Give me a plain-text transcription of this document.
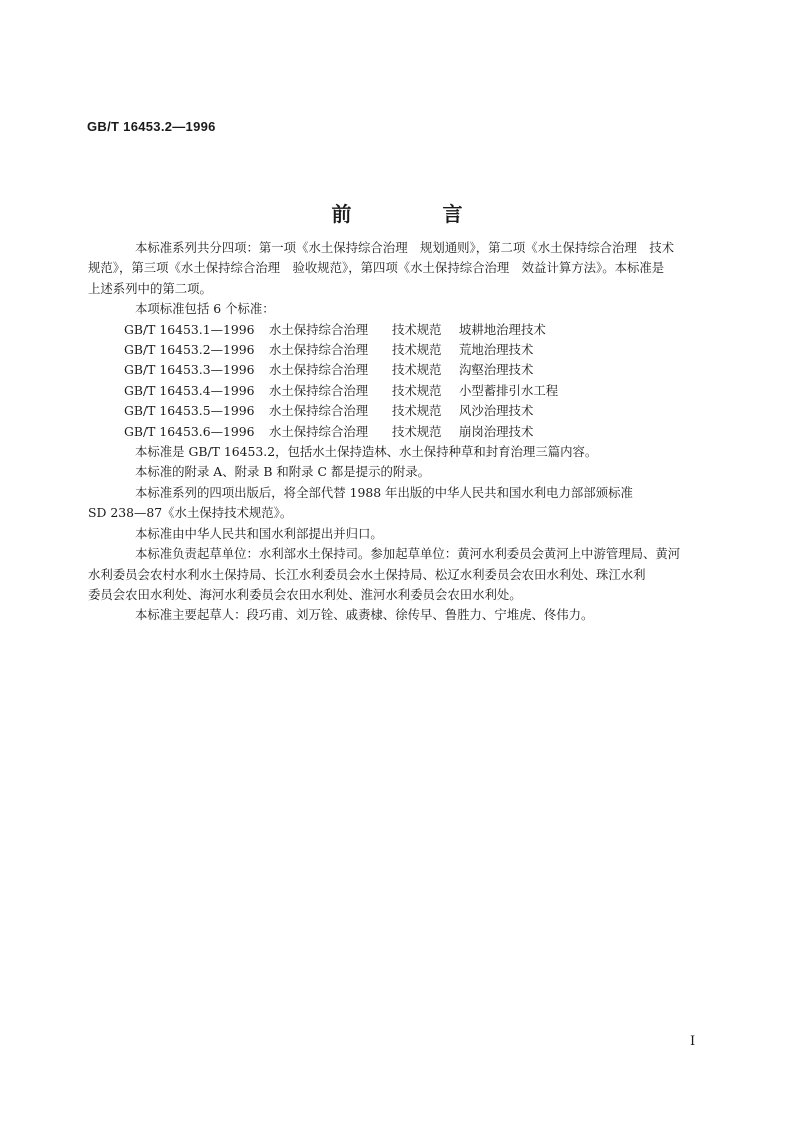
GB/T 16453.2—1996
前 言
本标准系列共分四项：第一项《水土保持综合治理　规划通则》，第二项《水土保持综合治理　技术
规范》，第三项《水土保持综合治理　验收规范》，第四项《水土保持综合治理　效益计算方法》。本标准是
上述系列中的第二项。
本项标准包括 6 个标准：
GB/T 16453.1—1996	水土保持综合治理	技术规范	坡耕地治理技术
GB/T 16453.2—1996	水土保持综合治理	技术规范	荒地治理技术
GB/T 16453.3—1996	水土保持综合治理	技术规范	沟壑治理技术
GB/T 16453.4—1996	水土保持综合治理	技术规范	小型蓄排引水工程
GB/T 16453.5—1996	水土保持综合治理	技术规范	风沙治理技术
GB/T 16453.6—1996	水土保持综合治理	技术规范	崩岗治理技术
本标准是 GB/T 16453.2，包括水土保持造林、水土保持种草和封育治理三篇内容。
本标准的附录 A、附录 B 和附录 C 都是提示的附录。
本标准系列的四项出版后，将全部代替 1988 年出版的中华人民共和国水利电力部部颁标准
SD 238—87《水土保持技术规范》。
本标准由中华人民共和国水利部提出并归口。
本标准负责起草单位：水利部水土保持司。参加起草单位：黄河水利委员会黄河上中游管理局、黄河
水利委员会农村水利水土保持局、长江水利委员会水土保持局、松辽水利委员会农田水利处、珠江水利
委员会农田水利处、海河水利委员会农田水利处、淮河水利委员会农田水利处。
本标准主要起草人：段巧甫、刘万铨、戚赉棣、徐传早、鲁胜力、宁堆虎、佟伟力。
I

........

Your objective:
Pull every line containing the word "水土保持综合治理" out of the material.

Response to the task:
本标准系列共分四项：第一项《水土保持综合治理　规划通则》，第二项《水土保持综合治理　技术
规范》，第三项《水土保持综合治理　验收规范》，第四项《水土保持综合治理　效益计算方法》。本标准是
GB/T 16453.1—1996	水土保持综合治理	技术规范	坡耕地治理技术
GB/T 16453.2—1996	水土保持综合治理	技术规范	荒地治理技术
GB/T 16453.3—1996	水土保持综合治理	技术规范	沟壑治理技术
GB/T 16453.4—1996	水土保持综合治理	技术规范	小型蓄排引水工程
GB/T 16453.5—1996	水土保持综合治理	技术规范	风沙治理技术
GB/T 16453.6—1996	水土保持综合治理	技术规范	崩岗治理技术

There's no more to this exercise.